- _Stated exercise_
Identify all lines in the data containing the string "Boucles". Copy them out.

- _Records to process_
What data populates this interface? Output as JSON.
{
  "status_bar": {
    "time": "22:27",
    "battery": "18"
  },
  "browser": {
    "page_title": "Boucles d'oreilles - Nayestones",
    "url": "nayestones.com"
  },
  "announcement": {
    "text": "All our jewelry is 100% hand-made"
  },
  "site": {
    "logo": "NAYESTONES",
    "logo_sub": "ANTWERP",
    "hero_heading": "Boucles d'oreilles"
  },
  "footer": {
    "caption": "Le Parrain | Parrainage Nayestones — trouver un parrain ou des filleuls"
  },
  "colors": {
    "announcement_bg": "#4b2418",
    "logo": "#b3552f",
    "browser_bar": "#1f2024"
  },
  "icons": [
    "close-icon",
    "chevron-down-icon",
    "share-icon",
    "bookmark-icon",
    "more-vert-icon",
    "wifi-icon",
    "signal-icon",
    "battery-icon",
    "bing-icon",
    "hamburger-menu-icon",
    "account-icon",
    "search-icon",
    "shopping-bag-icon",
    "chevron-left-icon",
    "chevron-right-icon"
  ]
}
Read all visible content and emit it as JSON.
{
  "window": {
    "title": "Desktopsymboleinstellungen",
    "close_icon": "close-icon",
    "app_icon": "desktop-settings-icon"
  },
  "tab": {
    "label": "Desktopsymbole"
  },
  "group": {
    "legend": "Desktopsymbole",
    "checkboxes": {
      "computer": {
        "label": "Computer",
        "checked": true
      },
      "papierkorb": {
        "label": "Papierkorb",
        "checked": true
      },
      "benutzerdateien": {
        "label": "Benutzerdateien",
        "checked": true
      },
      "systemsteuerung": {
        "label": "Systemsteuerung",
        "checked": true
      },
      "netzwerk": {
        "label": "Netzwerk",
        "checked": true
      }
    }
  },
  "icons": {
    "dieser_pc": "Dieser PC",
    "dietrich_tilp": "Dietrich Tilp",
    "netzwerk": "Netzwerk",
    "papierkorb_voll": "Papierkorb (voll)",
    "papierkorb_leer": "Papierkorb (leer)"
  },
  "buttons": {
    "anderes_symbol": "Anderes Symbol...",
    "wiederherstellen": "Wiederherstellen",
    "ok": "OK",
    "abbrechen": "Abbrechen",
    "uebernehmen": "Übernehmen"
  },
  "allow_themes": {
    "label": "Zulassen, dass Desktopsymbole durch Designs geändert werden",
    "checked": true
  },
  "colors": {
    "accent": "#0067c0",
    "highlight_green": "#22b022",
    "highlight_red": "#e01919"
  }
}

- _Solution to the exercise_
    "page_title": "Boucles d'oreilles - Nayestones",
    "hero_heading": "Boucles d'oreilles"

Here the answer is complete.